═══ RECORD LIST ═══
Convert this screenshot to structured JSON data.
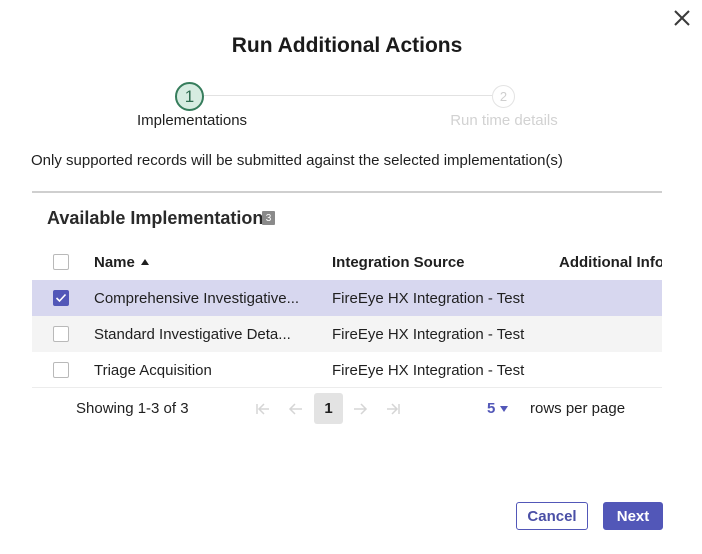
{
  "dialog": {
    "title": "Run Additional Actions",
    "close_icon": "close-icon"
  },
  "stepper": {
    "steps": [
      {
        "number": "1",
        "label": "Implementations",
        "state": "active"
      },
      {
        "number": "2",
        "label": "Run time details",
        "state": "inactive"
      }
    ]
  },
  "notice": "Only supported records will be submitted against the selected implementation(s)",
  "section": {
    "title": "Available Implementations",
    "count": "3"
  },
  "table": {
    "headers": {
      "name": "Name",
      "source": "Integration Source",
      "additional": "Additional Infori"
    },
    "rows": [
      {
        "name": "Comprehensive Investigative...",
        "source": "FireEye HX Integration - Test",
        "additional": "",
        "selected": true
      },
      {
        "name": "Standard Investigative Deta...",
        "source": "FireEye HX Integration - Test",
        "additional": "",
        "selected": false
      },
      {
        "name": "Triage Acquisition",
        "source": "FireEye HX Integration - Test",
        "additional": "",
        "selected": false
      }
    ]
  },
  "pager": {
    "showing": "Showing 1-3 of 3",
    "page": "1",
    "rows_per_page_value": "5",
    "rows_per_page_label": "rows per page"
  },
  "actions": {
    "cancel_label": "Cancel",
    "next_label": "Next"
  },
  "colors": {
    "accent": "#5257b8",
    "step_active": "#367d5c",
    "selected_row": "#d7d7ef"
  }
}
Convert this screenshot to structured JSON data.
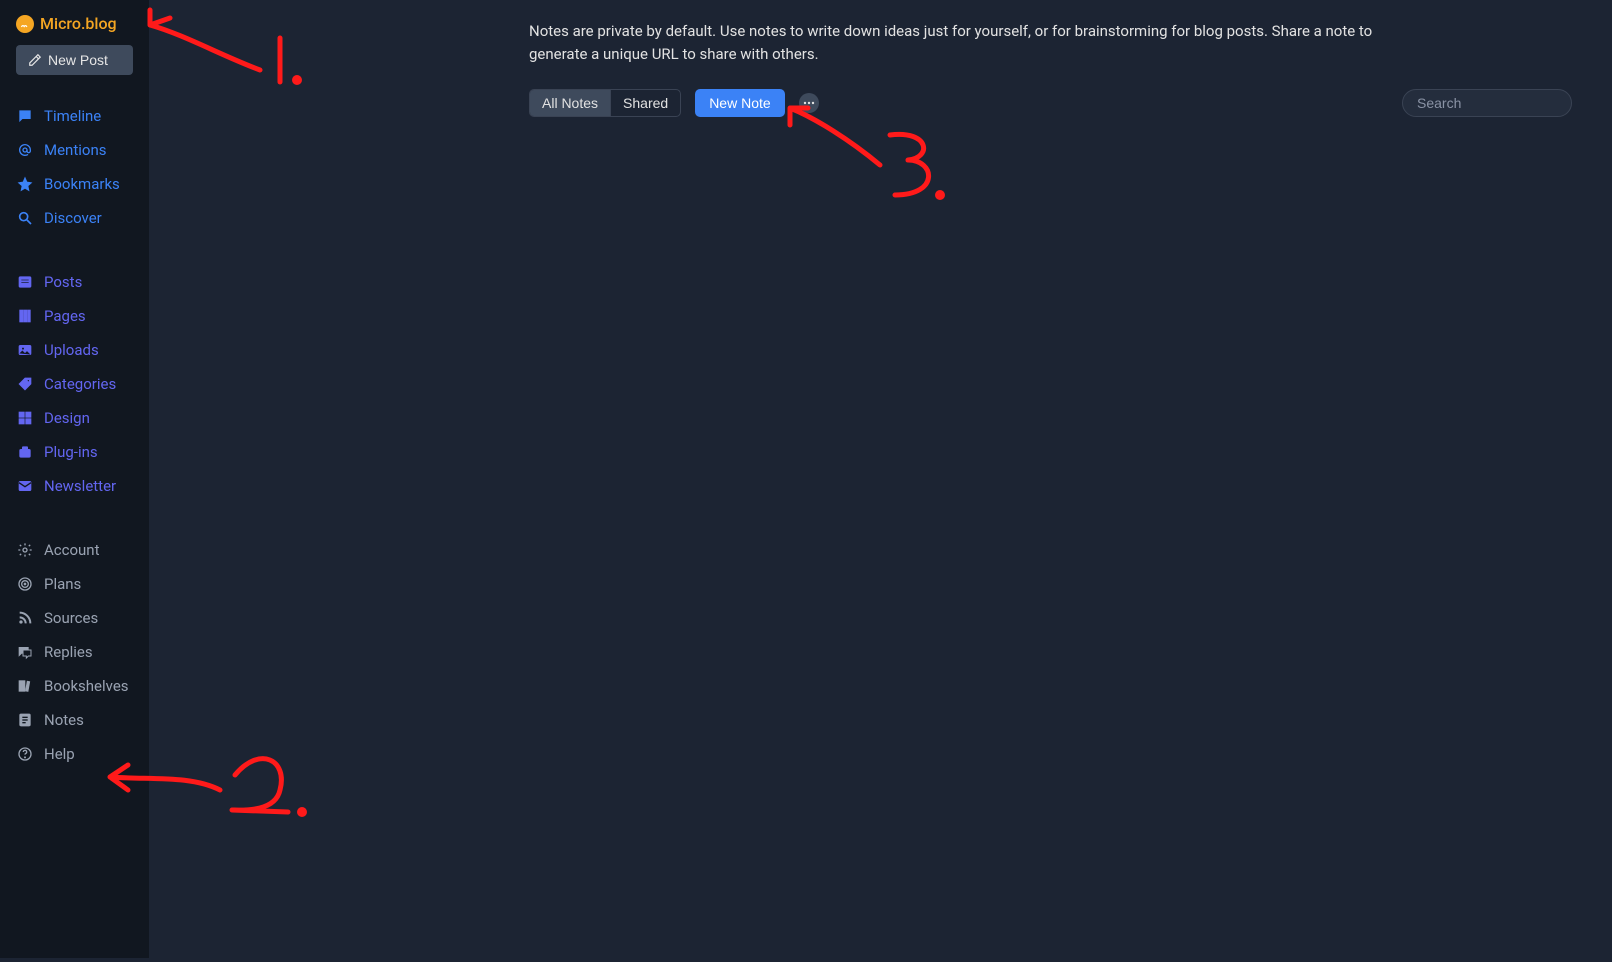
{
  "brand": {
    "name": "Micro.blog"
  },
  "newPost": {
    "label": "New Post"
  },
  "nav": {
    "group1": [
      {
        "label": "Timeline",
        "icon": "message"
      },
      {
        "label": "Mentions",
        "icon": "at"
      },
      {
        "label": "Bookmarks",
        "icon": "star"
      },
      {
        "label": "Discover",
        "icon": "search"
      }
    ],
    "group2": [
      {
        "label": "Posts",
        "icon": "posts"
      },
      {
        "label": "Pages",
        "icon": "pages"
      },
      {
        "label": "Uploads",
        "icon": "uploads"
      },
      {
        "label": "Categories",
        "icon": "tag"
      },
      {
        "label": "Design",
        "icon": "design"
      },
      {
        "label": "Plug-ins",
        "icon": "plugin"
      },
      {
        "label": "Newsletter",
        "icon": "mail"
      }
    ],
    "group3": [
      {
        "label": "Account",
        "icon": "gear"
      },
      {
        "label": "Plans",
        "icon": "target"
      },
      {
        "label": "Sources",
        "icon": "rss"
      },
      {
        "label": "Replies",
        "icon": "replies"
      },
      {
        "label": "Bookshelves",
        "icon": "books"
      },
      {
        "label": "Notes",
        "icon": "notes"
      },
      {
        "label": "Help",
        "icon": "help"
      }
    ]
  },
  "main": {
    "intro": "Notes are private by default. Use notes to write down ideas just for yourself, or for brainstorming for blog posts. Share a note to generate a unique URL to share with others.",
    "tabs": {
      "all": "All Notes",
      "shared": "Shared"
    },
    "newNote": "New Note",
    "searchPlaceholder": "Search"
  },
  "annotations": {
    "n1": "1.",
    "n2": "2.",
    "n3": "3."
  }
}
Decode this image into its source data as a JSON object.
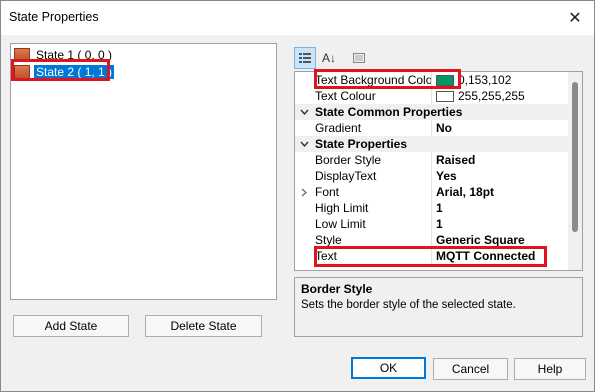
{
  "window": {
    "title": "State Properties",
    "close_glyph": "✕"
  },
  "tree": {
    "items": [
      {
        "label": "State 1 ( 0, 0 )",
        "selected": false
      },
      {
        "label": "State 2 ( 1, 1 )",
        "selected": true
      }
    ]
  },
  "buttons": {
    "add_state": "Add State",
    "delete_state": "Delete State",
    "ok": "OK",
    "cancel": "Cancel",
    "help": "Help"
  },
  "toolbar": {
    "categorized_icon": "categorized-icon",
    "alphabetical_icon": "alphabetical-icon",
    "pages_icon": "property-pages-icon",
    "sort_glyph": "A↓"
  },
  "properties": {
    "rows": [
      {
        "kind": "prop",
        "name": "Text Background Colo",
        "value": "0,153,102",
        "swatch": "#009966"
      },
      {
        "kind": "prop",
        "name": "Text Colour",
        "value": "255,255,255",
        "swatch": "#ffffff"
      },
      {
        "kind": "cat",
        "name": "State Common Properties"
      },
      {
        "kind": "prop",
        "name": "Gradient",
        "value": "No"
      },
      {
        "kind": "cat",
        "name": "State Properties"
      },
      {
        "kind": "prop",
        "name": "Border Style",
        "value": "Raised"
      },
      {
        "kind": "prop",
        "name": "DisplayText",
        "value": "Yes"
      },
      {
        "kind": "prop",
        "name": "Font",
        "value": "Arial, 18pt",
        "expandable": true
      },
      {
        "kind": "prop",
        "name": "High Limit",
        "value": "1"
      },
      {
        "kind": "prop",
        "name": "Low Limit",
        "value": "1"
      },
      {
        "kind": "prop",
        "name": "Style",
        "value": "Generic Square"
      },
      {
        "kind": "prop",
        "name": "Text",
        "value": "MQTT Connected"
      }
    ]
  },
  "description": {
    "title": "Border Style",
    "text": "Sets the border style of the selected state."
  },
  "colors": {
    "highlight": "#e0141e",
    "selection": "#0078d7"
  }
}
═══
→ **EXERCISE TASK**:
Each entry shown above must be quoted exactly, with its pictures left out.

→ **REPLY TO THE TASK**:
Convert this screenshot to structured JSON data.
{
  "dialog": {
    "title": "Run Additional Actions",
    "close_icon": "close-icon"
  },
  "stepper": {
    "steps": [
      {
        "number": "1",
        "label": "Implementations",
        "state": "active"
      },
      {
        "number": "2",
        "label": "Run time details",
        "state": "inactive"
      }
    ]
  },
  "notice": "Only supported records will be submitted against the selected implementation(s)",
  "section": {
    "title": "Available Implementations",
    "count": "3"
  },
  "table": {
    "headers": {
      "name": "Name",
      "source": "Integration Source",
      "additional": "Additional Infori"
    },
    "rows": [
      {
        "name": "Comprehensive Investigative...",
        "source": "FireEye HX Integration - Test",
        "additional": "",
        "selected": true
      },
      {
        "name": "Standard Investigative Deta...",
        "source": "FireEye HX Integration - Test",
        "additional": "",
        "selected": false
      },
      {
        "name": "Triage Acquisition",
        "source": "FireEye HX Integration - Test",
        "additional": "",
        "selected": false
      }
    ]
  },
  "pager": {
    "showing": "Showing 1-3 of 3",
    "page": "1",
    "rows_per_page_value": "5",
    "rows_per_page_label": "rows per page"
  },
  "actions": {
    "cancel_label": "Cancel",
    "next_label": "Next"
  },
  "colors": {
    "accent": "#5257b8",
    "step_active": "#367d5c",
    "selected_row": "#d7d7ef"
  }
}
Convert this screenshot to structured JSON data.
{
  "brand": {
    "name": "Micro.blog"
  },
  "newPost": {
    "label": "New Post"
  },
  "nav": {
    "group1": [
      {
        "label": "Timeline",
        "icon": "message"
      },
      {
        "label": "Mentions",
        "icon": "at"
      },
      {
        "label": "Bookmarks",
        "icon": "star"
      },
      {
        "label": "Discover",
        "icon": "search"
      }
    ],
    "group2": [
      {
        "label": "Posts",
        "icon": "posts"
      },
      {
        "label": "Pages",
        "icon": "pages"
      },
      {
        "label": "Uploads",
        "icon": "uploads"
      },
      {
        "label": "Categories",
        "icon": "tag"
      },
      {
        "label": "Design",
        "icon": "design"
      },
      {
        "label": "Plug-ins",
        "icon": "plugin"
      },
      {
        "label": "Newsletter",
        "icon": "mail"
      }
    ],
    "group3": [
      {
        "label": "Account",
        "icon": "gear"
      },
      {
        "label": "Plans",
        "icon": "target"
      },
      {
        "label": "Sources",
        "icon": "rss"
      },
      {
        "label": "Replies",
        "icon": "replies"
      },
      {
        "label": "Bookshelves",
        "icon": "books"
      },
      {
        "label": "Notes",
        "icon": "notes"
      },
      {
        "label": "Help",
        "icon": "help"
      }
    ]
  },
  "main": {
    "intro": "Notes are private by default. Use notes to write down ideas just for yourself, or for brainstorming for blog posts. Share a note to generate a unique URL to share with others.",
    "tabs": {
      "all": "All Notes",
      "shared": "Shared"
    },
    "newNote": "New Note",
    "searchPlaceholder": "Search"
  },
  "annotations": {
    "n1": "1.",
    "n2": "2.",
    "n3": "3."
  }
}
Decode this image into its source data as a JSON object.
{
  "window": {
    "title": "State Properties",
    "close_glyph": "✕"
  },
  "tree": {
    "items": [
      {
        "label": "State 1 ( 0, 0 )",
        "selected": false
      },
      {
        "label": "State 2 ( 1, 1 )",
        "selected": true
      }
    ]
  },
  "buttons": {
    "add_state": "Add State",
    "delete_state": "Delete State",
    "ok": "OK",
    "cancel": "Cancel",
    "help": "Help"
  },
  "toolbar": {
    "categorized_icon": "categorized-icon",
    "alphabetical_icon": "alphabetical-icon",
    "pages_icon": "property-pages-icon",
    "sort_glyph": "A↓"
  },
  "properties": {
    "rows": [
      {
        "kind": "prop",
        "name": "Text Background Colo",
        "value": "0,153,102",
        "swatch": "#009966"
      },
      {
        "kind": "prop",
        "name": "Text Colour",
        "value": "255,255,255",
        "swatch": "#ffffff"
      },
      {
        "kind": "cat",
        "name": "State Common Properties"
      },
      {
        "kind": "prop",
        "name": "Gradient",
        "value": "No"
      },
      {
        "kind": "cat",
        "name": "State Properties"
      },
      {
        "kind": "prop",
        "name": "Border Style",
        "value": "Raised"
      },
      {
        "kind": "prop",
        "name": "DisplayText",
        "value": "Yes"
      },
      {
        "kind": "prop",
        "name": "Font",
        "value": "Arial, 18pt",
        "expandable": true
      },
      {
        "kind": "prop",
        "name": "High Limit",
        "value": "1"
      },
      {
        "kind": "prop",
        "name": "Low Limit",
        "value": "1"
      },
      {
        "kind": "prop",
        "name": "Style",
        "value": "Generic Square"
      },
      {
        "kind": "prop",
        "name": "Text",
        "value": "MQTT Connected"
      }
    ]
  },
  "description": {
    "title": "Border Style",
    "text": "Sets the border style of the selected state."
  },
  "colors": {
    "highlight": "#e0141e",
    "selection": "#0078d7"
  }
}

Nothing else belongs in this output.